-- Begin --
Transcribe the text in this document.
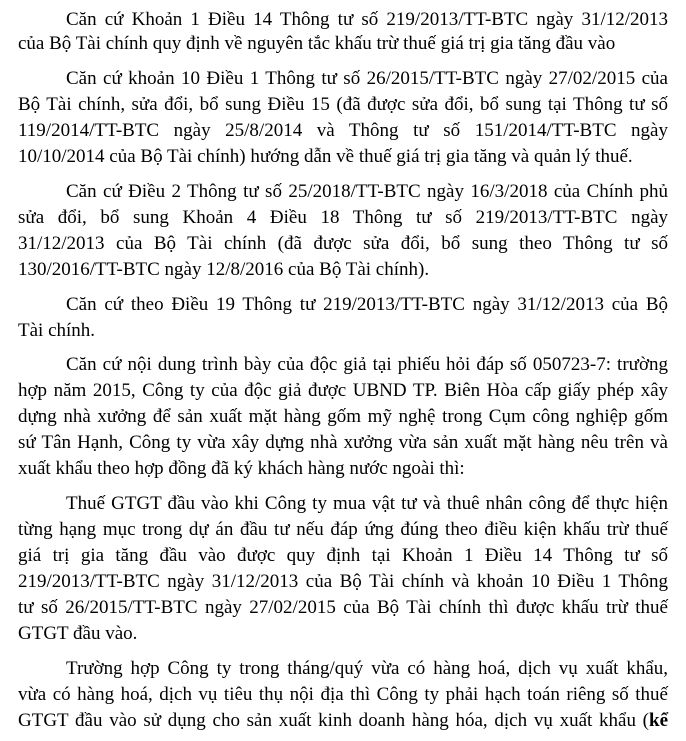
Căn cứ Khoản 1 Điều 14 Thông tư số 219/2013/TT-BTC ngày 31/12/2013
của Bộ Tài chính quy định về nguyên tắc khấu trừ thuế giá trị gia tăng đầu vào
Căn cứ khoản 10 Điều 1 Thông tư số 26/2015/TT-BTC ngày 27/02/2015 của
Bộ Tài chính, sửa đổi, bổ sung Điều 15 (đã được sửa đổi, bổ sung tại Thông tư số
119/2014/TT-BTC ngày 25/8/2014 và Thông tư số 151/2014/TT-BTC ngày
10/10/2014 của Bộ Tài chính) hướng dẫn về thuế giá trị gia tăng và quản lý thuế.
Căn cứ Điều 2 Thông tư số 25/2018/TT-BTC ngày 16/3/2018 của Chính phủ
sửa đổi, bổ sung Khoản 4 Điều 18 Thông tư số 219/2013/TT-BTC ngày
31/12/2013 của Bộ Tài chính (đã được sửa đổi, bổ sung theo Thông tư số
130/2016/TT-BTC ngày 12/8/2016 của Bộ Tài chính).
Căn cứ theo Điều 19 Thông tư 219/2013/TT-BTC ngày 31/12/2013 của Bộ
Tài chính.
Căn cứ nội dung trình bày của độc giả tại phiếu hỏi đáp số 050723-7: trường
hợp năm 2015, Công ty của độc giả được UBND TP. Biên Hòa cấp giấy phép xây
dựng nhà xưởng để sản xuất mặt hàng gốm mỹ nghệ trong Cụm công nghiệp gốm
sứ Tân Hạnh, Công ty vừa xây dựng nhà xưởng vừa sản xuất mặt hàng nêu trên và
xuất khẩu theo hợp đồng đã ký khách hàng nước ngoài thì:
Thuế GTGT đầu vào khi Công ty mua vật tư và thuê nhân công để thực hiện
từng hạng mục trong dự án đầu tư nếu đáp ứng đúng theo điều kiện khấu trừ thuế
giá trị gia tăng đầu vào được quy định tại Khoản 1 Điều 14 Thông tư số
219/2013/TT-BTC ngày 31/12/2013 của Bộ Tài chính và khoản 10 Điều 1 Thông
tư số 26/2015/TT-BTC ngày 27/02/2015 của Bộ Tài chính thì được khấu trừ thuế
GTGT đầu vào.
Trường hợp Công ty trong tháng/quý vừa có hàng hoá, dịch vụ xuất khẩu,
vừa có hàng hoá, dịch vụ tiêu thụ nội địa thì Công ty phải hạch toán riêng số thuế
GTGT đầu vào sử dụng cho sản xuất kinh doanh hàng hóa, dịch vụ xuất khẩu (kể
-- End --
### Short exercise
Transcribe all of the entries word for word, but skip any pictures they contain.

### Written response
Transcribe the text in this document.
Căn cứ Khoản 1 Điều 14 Thông tư số 219/2013/TT-BTC ngày 31/12/2013
của Bộ Tài chính quy định về nguyên tắc khấu trừ thuế giá trị gia tăng đầu vào
Căn cứ khoản 10 Điều 1 Thông tư số 26/2015/TT-BTC ngày 27/02/2015 của
Bộ Tài chính, sửa đổi, bổ sung Điều 15 (đã được sửa đổi, bổ sung tại Thông tư số
119/2014/TT-BTC ngày 25/8/2014 và Thông tư số 151/2014/TT-BTC ngày
10/10/2014 của Bộ Tài chính) hướng dẫn về thuế giá trị gia tăng và quản lý thuế.
Căn cứ Điều 2 Thông tư số 25/2018/TT-BTC ngày 16/3/2018 của Chính phủ
sửa đổi, bổ sung Khoản 4 Điều 18 Thông tư số 219/2013/TT-BTC ngày
31/12/2013 của Bộ Tài chính (đã được sửa đổi, bổ sung theo Thông tư số
130/2016/TT-BTC ngày 12/8/2016 của Bộ Tài chính).
Căn cứ theo Điều 19 Thông tư 219/2013/TT-BTC ngày 31/12/2013 của Bộ
Tài chính.
Căn cứ nội dung trình bày của độc giả tại phiếu hỏi đáp số 050723-7: trường
hợp năm 2015, Công ty của độc giả được UBND TP. Biên Hòa cấp giấy phép xây
dựng nhà xưởng để sản xuất mặt hàng gốm mỹ nghệ trong Cụm công nghiệp gốm
sứ Tân Hạnh, Công ty vừa xây dựng nhà xưởng vừa sản xuất mặt hàng nêu trên và
xuất khẩu theo hợp đồng đã ký khách hàng nước ngoài thì:
Thuế GTGT đầu vào khi Công ty mua vật tư và thuê nhân công để thực hiện
từng hạng mục trong dự án đầu tư nếu đáp ứng đúng theo điều kiện khấu trừ thuế
giá trị gia tăng đầu vào được quy định tại Khoản 1 Điều 14 Thông tư số
219/2013/TT-BTC ngày 31/12/2013 của Bộ Tài chính và khoản 10 Điều 1 Thông
tư số 26/2015/TT-BTC ngày 27/02/2015 của Bộ Tài chính thì được khấu trừ thuế
GTGT đầu vào.
Trường hợp Công ty trong tháng/quý vừa có hàng hoá, dịch vụ xuất khẩu,
vừa có hàng hoá, dịch vụ tiêu thụ nội địa thì Công ty phải hạch toán riêng số thuế
GTGT đầu vào sử dụng cho sản xuất kinh doanh hàng hóa, dịch vụ xuất khẩu (kể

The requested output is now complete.